● **Exercise prompt**
Output an exact reproduction of the data.

**** Data supplied ****

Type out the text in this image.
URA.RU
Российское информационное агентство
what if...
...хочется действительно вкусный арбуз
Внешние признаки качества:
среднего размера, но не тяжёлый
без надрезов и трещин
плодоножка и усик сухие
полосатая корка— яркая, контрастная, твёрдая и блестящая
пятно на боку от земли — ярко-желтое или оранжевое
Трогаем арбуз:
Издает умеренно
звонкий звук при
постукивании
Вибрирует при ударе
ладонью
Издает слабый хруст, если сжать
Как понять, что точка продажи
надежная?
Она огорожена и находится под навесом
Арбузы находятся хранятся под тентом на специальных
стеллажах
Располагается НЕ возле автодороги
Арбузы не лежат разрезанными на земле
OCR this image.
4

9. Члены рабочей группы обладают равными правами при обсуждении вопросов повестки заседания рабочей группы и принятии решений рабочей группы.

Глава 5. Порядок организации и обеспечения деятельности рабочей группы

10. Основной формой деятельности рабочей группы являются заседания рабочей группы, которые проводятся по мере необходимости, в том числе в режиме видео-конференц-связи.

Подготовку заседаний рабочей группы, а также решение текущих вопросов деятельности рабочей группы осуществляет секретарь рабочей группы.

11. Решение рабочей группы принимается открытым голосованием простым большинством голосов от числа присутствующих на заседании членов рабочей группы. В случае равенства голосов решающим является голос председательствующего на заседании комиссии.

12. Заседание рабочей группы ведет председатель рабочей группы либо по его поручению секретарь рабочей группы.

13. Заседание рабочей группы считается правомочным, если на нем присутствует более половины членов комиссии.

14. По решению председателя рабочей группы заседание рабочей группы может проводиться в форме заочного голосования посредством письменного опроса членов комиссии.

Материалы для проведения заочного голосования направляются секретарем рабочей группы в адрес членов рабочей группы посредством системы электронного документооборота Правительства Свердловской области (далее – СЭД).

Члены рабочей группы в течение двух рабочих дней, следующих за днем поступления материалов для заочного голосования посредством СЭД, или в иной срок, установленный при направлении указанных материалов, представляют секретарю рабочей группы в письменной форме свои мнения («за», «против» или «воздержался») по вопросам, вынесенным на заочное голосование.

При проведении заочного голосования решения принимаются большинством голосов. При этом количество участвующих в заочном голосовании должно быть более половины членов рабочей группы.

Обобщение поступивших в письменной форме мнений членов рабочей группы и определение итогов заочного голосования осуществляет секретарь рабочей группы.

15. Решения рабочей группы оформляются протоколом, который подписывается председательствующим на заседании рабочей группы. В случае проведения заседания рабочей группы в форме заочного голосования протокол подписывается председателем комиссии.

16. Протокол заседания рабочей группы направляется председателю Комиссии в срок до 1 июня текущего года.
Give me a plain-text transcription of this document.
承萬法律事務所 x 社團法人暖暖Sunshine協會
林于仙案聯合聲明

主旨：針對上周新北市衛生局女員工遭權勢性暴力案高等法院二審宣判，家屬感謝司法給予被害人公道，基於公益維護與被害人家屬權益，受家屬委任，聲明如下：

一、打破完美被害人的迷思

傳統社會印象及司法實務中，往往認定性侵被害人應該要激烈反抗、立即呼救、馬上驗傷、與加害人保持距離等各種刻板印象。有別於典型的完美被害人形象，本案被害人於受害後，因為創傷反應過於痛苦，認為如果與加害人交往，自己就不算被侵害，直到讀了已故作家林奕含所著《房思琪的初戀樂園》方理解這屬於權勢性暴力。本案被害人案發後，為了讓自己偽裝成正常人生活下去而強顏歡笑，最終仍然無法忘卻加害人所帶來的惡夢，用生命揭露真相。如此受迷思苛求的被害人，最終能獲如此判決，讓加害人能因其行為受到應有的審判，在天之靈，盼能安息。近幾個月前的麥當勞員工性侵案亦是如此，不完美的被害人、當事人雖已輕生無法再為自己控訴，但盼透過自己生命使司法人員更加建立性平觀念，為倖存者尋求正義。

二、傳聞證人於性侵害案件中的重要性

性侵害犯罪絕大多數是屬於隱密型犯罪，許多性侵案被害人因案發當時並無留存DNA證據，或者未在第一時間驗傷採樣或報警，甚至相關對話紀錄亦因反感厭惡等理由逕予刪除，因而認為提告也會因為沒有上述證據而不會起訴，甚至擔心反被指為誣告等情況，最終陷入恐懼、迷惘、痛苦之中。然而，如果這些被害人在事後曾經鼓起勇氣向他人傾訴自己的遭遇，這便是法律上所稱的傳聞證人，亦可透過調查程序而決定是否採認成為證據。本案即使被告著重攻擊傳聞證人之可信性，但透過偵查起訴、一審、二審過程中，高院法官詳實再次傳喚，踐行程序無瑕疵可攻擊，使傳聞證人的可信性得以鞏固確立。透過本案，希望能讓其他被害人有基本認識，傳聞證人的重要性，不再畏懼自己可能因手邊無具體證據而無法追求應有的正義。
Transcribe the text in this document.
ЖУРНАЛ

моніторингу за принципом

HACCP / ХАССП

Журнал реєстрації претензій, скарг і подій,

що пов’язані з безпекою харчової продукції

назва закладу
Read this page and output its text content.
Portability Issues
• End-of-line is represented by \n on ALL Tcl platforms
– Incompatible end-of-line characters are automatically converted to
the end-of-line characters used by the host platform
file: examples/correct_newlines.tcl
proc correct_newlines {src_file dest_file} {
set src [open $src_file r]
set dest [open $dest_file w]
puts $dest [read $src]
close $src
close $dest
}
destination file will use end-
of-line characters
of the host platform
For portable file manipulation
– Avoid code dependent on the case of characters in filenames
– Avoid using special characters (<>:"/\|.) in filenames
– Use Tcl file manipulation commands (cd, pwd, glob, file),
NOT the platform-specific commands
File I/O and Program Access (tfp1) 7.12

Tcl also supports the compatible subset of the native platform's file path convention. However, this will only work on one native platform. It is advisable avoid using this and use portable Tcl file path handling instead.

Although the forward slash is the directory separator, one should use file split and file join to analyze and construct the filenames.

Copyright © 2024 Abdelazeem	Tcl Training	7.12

****

● **Result below**
Type out the text in this image.
URA.RU
Российское информационное агентство
what if...
...хочется действительно вкусный арбуз
Внешние признаки качества:
среднего размера, но не тяжёлый
без надрезов и трещин
плодоножка и усик сухие
полосатая корка— яркая, контрастная, твёрдая и блестящая
пятно на боку от земли — ярко-желтое или оранжевое
Трогаем арбуз:
Издает умеренно
звонкий звук при
постукивании
Вибрирует при ударе
ладонью
Издает слабый хруст, если сжать
Как понять, что точка продажи
надежная?
Она огорожена и находится под навесом
Арбузы находятся хранятся под тентом на специальных
стеллажах
Располагается НЕ возле автодороги
Арбузы не лежат разрезанными на земле
OCR this image.
4

9. Члены рабочей группы обладают равными правами при обсуждении вопросов повестки заседания рабочей группы и принятии решений рабочей группы.

Глава 5. Порядок организации и обеспечения деятельности рабочей группы

10. Основной формой деятельности рабочей группы являются заседания рабочей группы, которые проводятся по мере необходимости, в том числе в режиме видео-конференц-связи.

Подготовку заседаний рабочей группы, а также решение текущих вопросов деятельности рабочей группы осуществляет секретарь рабочей группы.

11. Решение рабочей группы принимается открытым голосованием простым большинством голосов от числа присутствующих на заседании членов рабочей группы. В случае равенства голосов решающим является голос председательствующего на заседании комиссии.

12. Заседание рабочей группы ведет председатель рабочей группы либо по его поручению секретарь рабочей группы.

13. Заседание рабочей группы считается правомочным, если на нем присутствует более половины членов комиссии.

14. По решению председателя рабочей группы заседание рабочей группы может проводиться в форме заочного голосования посредством письменного опроса членов комиссии.

Материалы для проведения заочного голосования направляются секретарем рабочей группы в адрес членов рабочей группы посредством системы электронного документооборота Правительства Свердловской области (далее – СЭД).

Члены рабочей группы в течение двух рабочих дней, следующих за днем поступления материалов для заочного голосования посредством СЭД, или в иной срок, установленный при направлении указанных материалов, представляют секретарю рабочей группы в письменной форме свои мнения («за», «против» или «воздержался») по вопросам, вынесенным на заочное голосование.

При проведении заочного голосования решения принимаются большинством голосов. При этом количество участвующих в заочном голосовании должно быть более половины членов рабочей группы.

Обобщение поступивших в письменной форме мнений членов рабочей группы и определение итогов заочного голосования осуществляет секретарь рабочей группы.

15. Решения рабочей группы оформляются протоколом, который подписывается председательствующим на заседании рабочей группы. В случае проведения заседания рабочей группы в форме заочного голосования протокол подписывается председателем комиссии.

16. Протокол заседания рабочей группы направляется председателю Комиссии в срок до 1 июня текущего года.
Give me a plain-text transcription of this document.
承萬法律事務所 x 社團法人暖暖Sunshine協會
林于仙案聯合聲明

主旨：針對上周新北市衛生局女員工遭權勢性暴力案高等法院二審宣判，家屬感謝司法給予被害人公道，基於公益維護與被害人家屬權益，受家屬委任，聲明如下：

一、打破完美被害人的迷思

傳統社會印象及司法實務中，往往認定性侵被害人應該要激烈反抗、立即呼救、馬上驗傷、與加害人保持距離等各種刻板印象。有別於典型的完美被害人形象，本案被害人於受害後，因為創傷反應過於痛苦，認為如果與加害人交往，自己就不算被侵害，直到讀了已故作家林奕含所著《房思琪的初戀樂園》方理解這屬於權勢性暴力。本案被害人案發後，為了讓自己偽裝成正常人生活下去而強顏歡笑，最終仍然無法忘卻加害人所帶來的惡夢，用生命揭露真相。如此受迷思苛求的被害人，最終能獲如此判決，讓加害人能因其行為受到應有的審判，在天之靈，盼能安息。近幾個月前的麥當勞員工性侵案亦是如此，不完美的被害人、當事人雖已輕生無法再為自己控訴，但盼透過自己生命使司法人員更加建立性平觀念，為倖存者尋求正義。

二、傳聞證人於性侵害案件中的重要性

性侵害犯罪絕大多數是屬於隱密型犯罪，許多性侵案被害人因案發當時並無留存DNA證據，或者未在第一時間驗傷採樣或報警，甚至相關對話紀錄亦因反感厭惡等理由逕予刪除，因而認為提告也會因為沒有上述證據而不會起訴，甚至擔心反被指為誣告等情況，最終陷入恐懼、迷惘、痛苦之中。然而，如果這些被害人在事後曾經鼓起勇氣向他人傾訴自己的遭遇，這便是法律上所稱的傳聞證人，亦可透過調查程序而決定是否採認成為證據。本案即使被告著重攻擊傳聞證人之可信性，但透過偵查起訴、一審、二審過程中，高院法官詳實再次傳喚，踐行程序無瑕疵可攻擊，使傳聞證人的可信性得以鞏固確立。透過本案，希望能讓其他被害人有基本認識，傳聞證人的重要性，不再畏懼自己可能因手邊無具體證據而無法追求應有的正義。
Transcribe the text in this document.
ЖУРНАЛ

моніторингу за принципом

HACCP / ХАССП

Журнал реєстрації претензій, скарг і подій,

що пов’язані з безпекою харчової продукції

назва закладу
Read this page and output its text content.
Portability Issues
• End-of-line is represented by \n on ALL Tcl platforms
– Incompatible end-of-line characters are automatically converted to
the end-of-line characters used by the host platform
file: examples/correct_newlines.tcl
proc correct_newlines {src_file dest_file} {
set src [open $src_file r]
set dest [open $dest_file w]
puts $dest [read $src]
close $src
close $dest
}
destination file will use end-
of-line characters
of the host platform
For portable file manipulation
– Avoid code dependent on the case of characters in filenames
– Avoid using special characters (<>:"/\|.) in filenames
– Use Tcl file manipulation commands (cd, pwd, glob, file),
NOT the platform-specific commands
File I/O and Program Access (tfp1) 7.12

Tcl also supports the compatible subset of the native platform's file path convention. However, this will only work on one native platform. It is advisable avoid using this and use portable Tcl file path handling instead.

Although the forward slash is the directory separator, one should use file split and file join to analyze and construct the filenames.

Copyright © 2024 Abdelazeem	Tcl Training	7.12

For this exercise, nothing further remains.